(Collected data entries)
════════════════
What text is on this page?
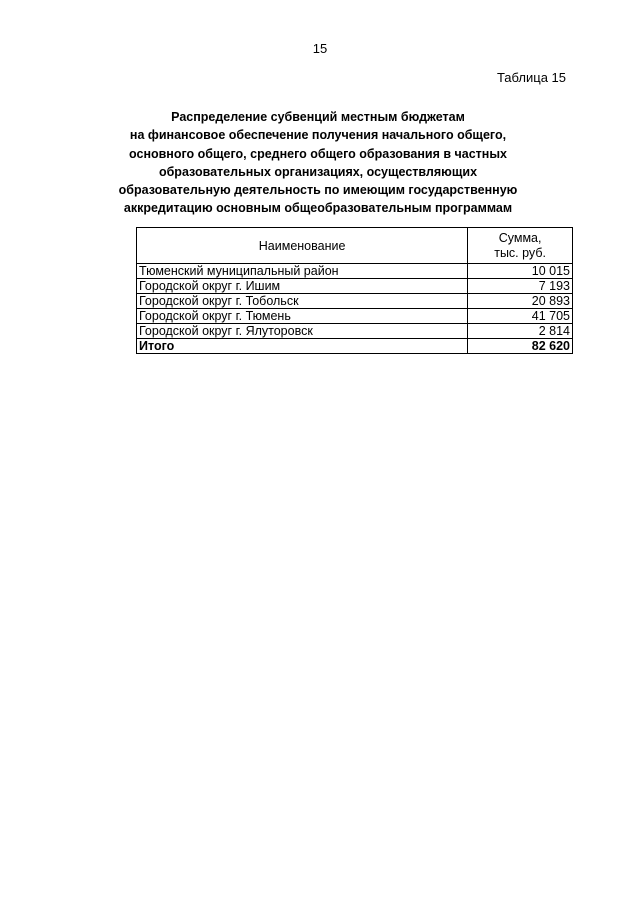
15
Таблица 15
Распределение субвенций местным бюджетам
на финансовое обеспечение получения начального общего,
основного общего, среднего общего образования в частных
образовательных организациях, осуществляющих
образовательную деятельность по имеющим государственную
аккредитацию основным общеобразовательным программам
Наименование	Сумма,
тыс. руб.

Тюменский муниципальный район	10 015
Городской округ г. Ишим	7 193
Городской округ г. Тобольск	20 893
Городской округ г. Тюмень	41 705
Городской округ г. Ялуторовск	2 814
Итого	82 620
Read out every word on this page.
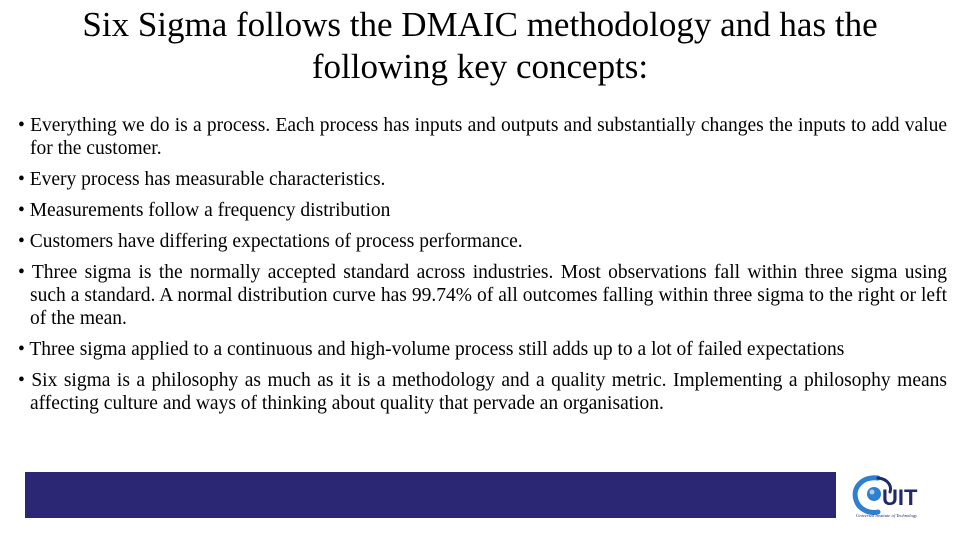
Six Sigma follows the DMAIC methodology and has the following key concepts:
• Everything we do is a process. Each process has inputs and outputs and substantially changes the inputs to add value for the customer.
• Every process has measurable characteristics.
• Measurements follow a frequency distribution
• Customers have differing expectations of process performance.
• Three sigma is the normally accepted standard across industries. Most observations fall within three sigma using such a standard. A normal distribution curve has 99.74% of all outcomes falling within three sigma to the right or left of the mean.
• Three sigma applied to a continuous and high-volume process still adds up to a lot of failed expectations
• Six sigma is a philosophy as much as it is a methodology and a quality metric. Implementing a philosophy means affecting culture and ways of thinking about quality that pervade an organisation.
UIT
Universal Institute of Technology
════════════════
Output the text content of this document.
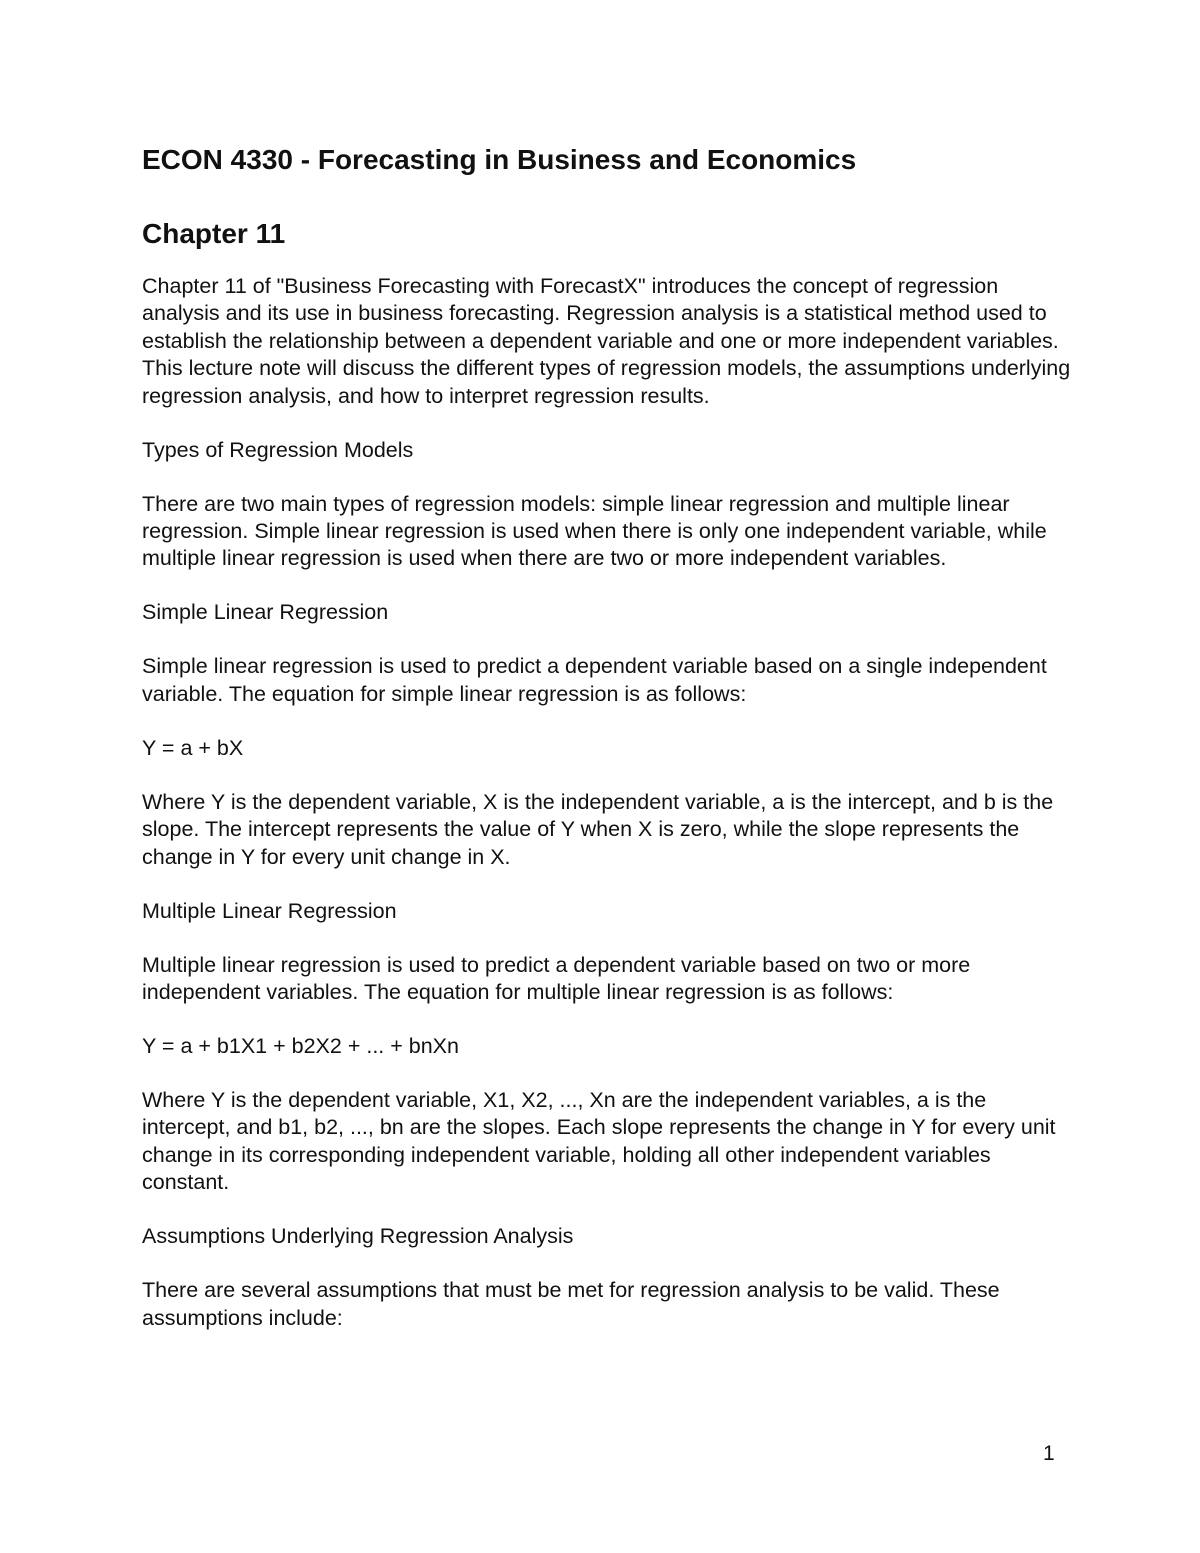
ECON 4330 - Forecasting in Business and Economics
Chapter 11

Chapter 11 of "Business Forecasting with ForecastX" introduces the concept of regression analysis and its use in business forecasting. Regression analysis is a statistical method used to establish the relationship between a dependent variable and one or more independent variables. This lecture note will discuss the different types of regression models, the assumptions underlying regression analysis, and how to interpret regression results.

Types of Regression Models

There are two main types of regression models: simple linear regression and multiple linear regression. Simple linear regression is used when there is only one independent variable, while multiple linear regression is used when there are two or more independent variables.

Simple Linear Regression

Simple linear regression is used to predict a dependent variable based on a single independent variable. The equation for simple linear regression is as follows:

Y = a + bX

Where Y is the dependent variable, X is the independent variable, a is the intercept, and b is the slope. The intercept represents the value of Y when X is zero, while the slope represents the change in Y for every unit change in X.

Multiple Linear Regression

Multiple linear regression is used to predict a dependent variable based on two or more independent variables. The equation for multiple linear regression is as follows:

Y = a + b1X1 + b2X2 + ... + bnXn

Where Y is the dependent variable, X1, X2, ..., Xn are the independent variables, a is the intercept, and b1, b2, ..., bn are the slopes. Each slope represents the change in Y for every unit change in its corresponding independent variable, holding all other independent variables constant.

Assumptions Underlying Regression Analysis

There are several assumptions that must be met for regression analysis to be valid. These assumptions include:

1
════════════════
- [Task requirements]: Write out every line from the entries where "Each" appears.

- [Result]:
• Everything we do is a process. Each process has inputs and outputs and substantially changes the inputs to add value for the customer.
Where Y is the dependent variable, X1, X2, ..., Xn are the independent variables, a is the intercept, and b1, b2, ..., bn are the slopes. Each slope represents the change in Y for every unit change in its corresponding independent variable, holding all other independent variables constant.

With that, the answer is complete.